■ **DIRECTIVE**
Copy all of the records below verbatim.

** start DATASET EXCERPTS **

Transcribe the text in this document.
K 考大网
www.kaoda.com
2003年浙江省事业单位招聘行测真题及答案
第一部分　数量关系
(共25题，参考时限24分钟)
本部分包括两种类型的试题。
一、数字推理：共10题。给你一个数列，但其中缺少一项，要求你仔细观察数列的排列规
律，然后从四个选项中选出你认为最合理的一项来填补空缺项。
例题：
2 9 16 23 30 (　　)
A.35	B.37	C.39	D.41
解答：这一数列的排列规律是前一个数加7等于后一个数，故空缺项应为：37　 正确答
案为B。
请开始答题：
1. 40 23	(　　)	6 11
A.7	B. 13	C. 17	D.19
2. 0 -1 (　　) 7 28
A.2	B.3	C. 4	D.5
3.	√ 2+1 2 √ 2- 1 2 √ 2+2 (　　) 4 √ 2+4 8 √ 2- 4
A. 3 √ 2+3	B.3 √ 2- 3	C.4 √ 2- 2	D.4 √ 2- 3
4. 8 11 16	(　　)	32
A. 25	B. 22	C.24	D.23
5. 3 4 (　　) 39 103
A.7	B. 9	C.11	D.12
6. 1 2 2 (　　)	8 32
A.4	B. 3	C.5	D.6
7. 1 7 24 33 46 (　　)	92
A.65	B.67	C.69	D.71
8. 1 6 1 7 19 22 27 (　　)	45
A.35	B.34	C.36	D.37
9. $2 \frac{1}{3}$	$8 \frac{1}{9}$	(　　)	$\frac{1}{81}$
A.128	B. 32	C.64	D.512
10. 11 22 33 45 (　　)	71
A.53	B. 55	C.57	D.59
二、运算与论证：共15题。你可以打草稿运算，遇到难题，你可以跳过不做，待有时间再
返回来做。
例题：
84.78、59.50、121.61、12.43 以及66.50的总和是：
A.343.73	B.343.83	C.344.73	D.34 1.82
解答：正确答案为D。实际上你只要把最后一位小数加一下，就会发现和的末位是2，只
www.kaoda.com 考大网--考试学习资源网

** end DATASET EXCERPTS **

■ **EXERCISE OUTPUT**
Transcribe the text in this document.
K 考大网
www.kaoda.com
2003年浙江省事业单位招聘行测真题及答案
第一部分　数量关系
(共25题，参考时限24分钟)
本部分包括两种类型的试题。
一、数字推理：共10题。给你一个数列，但其中缺少一项，要求你仔细观察数列的排列规
律，然后从四个选项中选出你认为最合理的一项来填补空缺项。
例题：
2 9 16 23 30 (　　)
A.35	B.37	C.39	D.41
解答：这一数列的排列规律是前一个数加7等于后一个数，故空缺项应为：37　 正确答
案为B。
请开始答题：
1. 40 23	(　　)	6 11
A.7	B. 13	C. 17	D.19
2. 0 -1 (　　) 7 28
A.2	B.3	C. 4	D.5
3.	√ 2+1 2 √ 2- 1 2 √ 2+2 (　　) 4 √ 2+4 8 √ 2- 4
A. 3 √ 2+3	B.3 √ 2- 3	C.4 √ 2- 2	D.4 √ 2- 3
4. 8 11 16	(　　)	32
A. 25	B. 22	C.24	D.23
5. 3 4 (　　) 39 103
A.7	B. 9	C.11	D.12
6. 1 2 2 (　　)	8 32
A.4	B. 3	C.5	D.6
7. 1 7 24 33 46 (　　)	92
A.65	B.67	C.69	D.71
8. 1 6 1 7 19 22 27 (　　)	45
A.35	B.34	C.36	D.37
9. $2 \frac{1}{3}$	$8 \frac{1}{9}$	(　　)	$\frac{1}{81}$
A.128	B. 32	C.64	D.512
10. 11 22 33 45 (　　)	71
A.53	B. 55	C.57	D.59
二、运算与论证：共15题。你可以打草稿运算，遇到难题，你可以跳过不做，待有时间再
返回来做。
例题：
84.78、59.50、121.61、12.43 以及66.50的总和是：
A.343.73	B.343.83	C.344.73	D.34 1.82
解答：正确答案为D。实际上你只要把最后一位小数加一下，就会发现和的末位是2，只
www.kaoda.com 考大网--考试学习资源网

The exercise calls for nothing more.